◆ Supplied entries:
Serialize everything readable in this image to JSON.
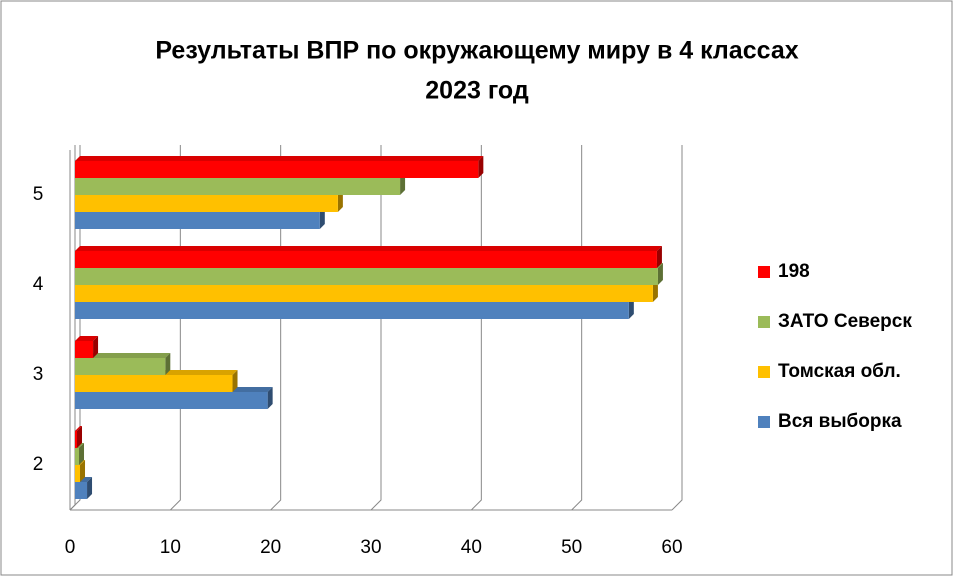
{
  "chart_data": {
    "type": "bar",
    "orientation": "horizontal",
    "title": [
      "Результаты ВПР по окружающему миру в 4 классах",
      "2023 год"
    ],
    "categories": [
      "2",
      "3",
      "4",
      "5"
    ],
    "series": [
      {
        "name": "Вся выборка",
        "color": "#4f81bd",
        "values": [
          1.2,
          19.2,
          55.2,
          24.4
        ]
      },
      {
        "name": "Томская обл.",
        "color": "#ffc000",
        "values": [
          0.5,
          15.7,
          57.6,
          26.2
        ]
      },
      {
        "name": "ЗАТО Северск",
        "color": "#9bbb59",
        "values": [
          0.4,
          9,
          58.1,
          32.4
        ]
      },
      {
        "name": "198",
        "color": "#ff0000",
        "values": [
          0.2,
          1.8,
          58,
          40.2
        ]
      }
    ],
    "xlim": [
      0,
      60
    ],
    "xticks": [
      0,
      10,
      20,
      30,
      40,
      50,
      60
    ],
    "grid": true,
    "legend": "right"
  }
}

...

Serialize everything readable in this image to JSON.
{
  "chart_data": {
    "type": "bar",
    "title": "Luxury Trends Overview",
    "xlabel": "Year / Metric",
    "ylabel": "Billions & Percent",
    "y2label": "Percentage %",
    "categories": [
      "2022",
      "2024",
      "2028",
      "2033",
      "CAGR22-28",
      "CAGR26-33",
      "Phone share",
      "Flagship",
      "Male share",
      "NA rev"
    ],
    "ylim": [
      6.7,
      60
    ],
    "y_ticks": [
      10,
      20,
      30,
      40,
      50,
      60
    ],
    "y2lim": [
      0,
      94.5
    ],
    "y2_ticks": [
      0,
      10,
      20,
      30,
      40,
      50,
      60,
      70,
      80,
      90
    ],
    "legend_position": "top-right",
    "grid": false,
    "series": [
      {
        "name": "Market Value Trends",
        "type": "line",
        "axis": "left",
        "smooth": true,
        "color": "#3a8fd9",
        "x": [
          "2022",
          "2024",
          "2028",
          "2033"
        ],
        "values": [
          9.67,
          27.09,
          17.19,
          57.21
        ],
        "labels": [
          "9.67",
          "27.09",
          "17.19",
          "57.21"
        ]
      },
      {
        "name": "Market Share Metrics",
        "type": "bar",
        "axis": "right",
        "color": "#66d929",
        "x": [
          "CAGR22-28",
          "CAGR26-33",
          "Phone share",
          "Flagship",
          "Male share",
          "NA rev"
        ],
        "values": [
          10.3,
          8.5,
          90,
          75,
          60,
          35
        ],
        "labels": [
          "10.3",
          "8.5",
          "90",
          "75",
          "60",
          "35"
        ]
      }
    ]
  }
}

◆ Problem details: Copy out every line where the word "Market" occurs.

◆ Solution for this task:
        "name": "Market Value Trends",
        "name": "Market Share Metrics",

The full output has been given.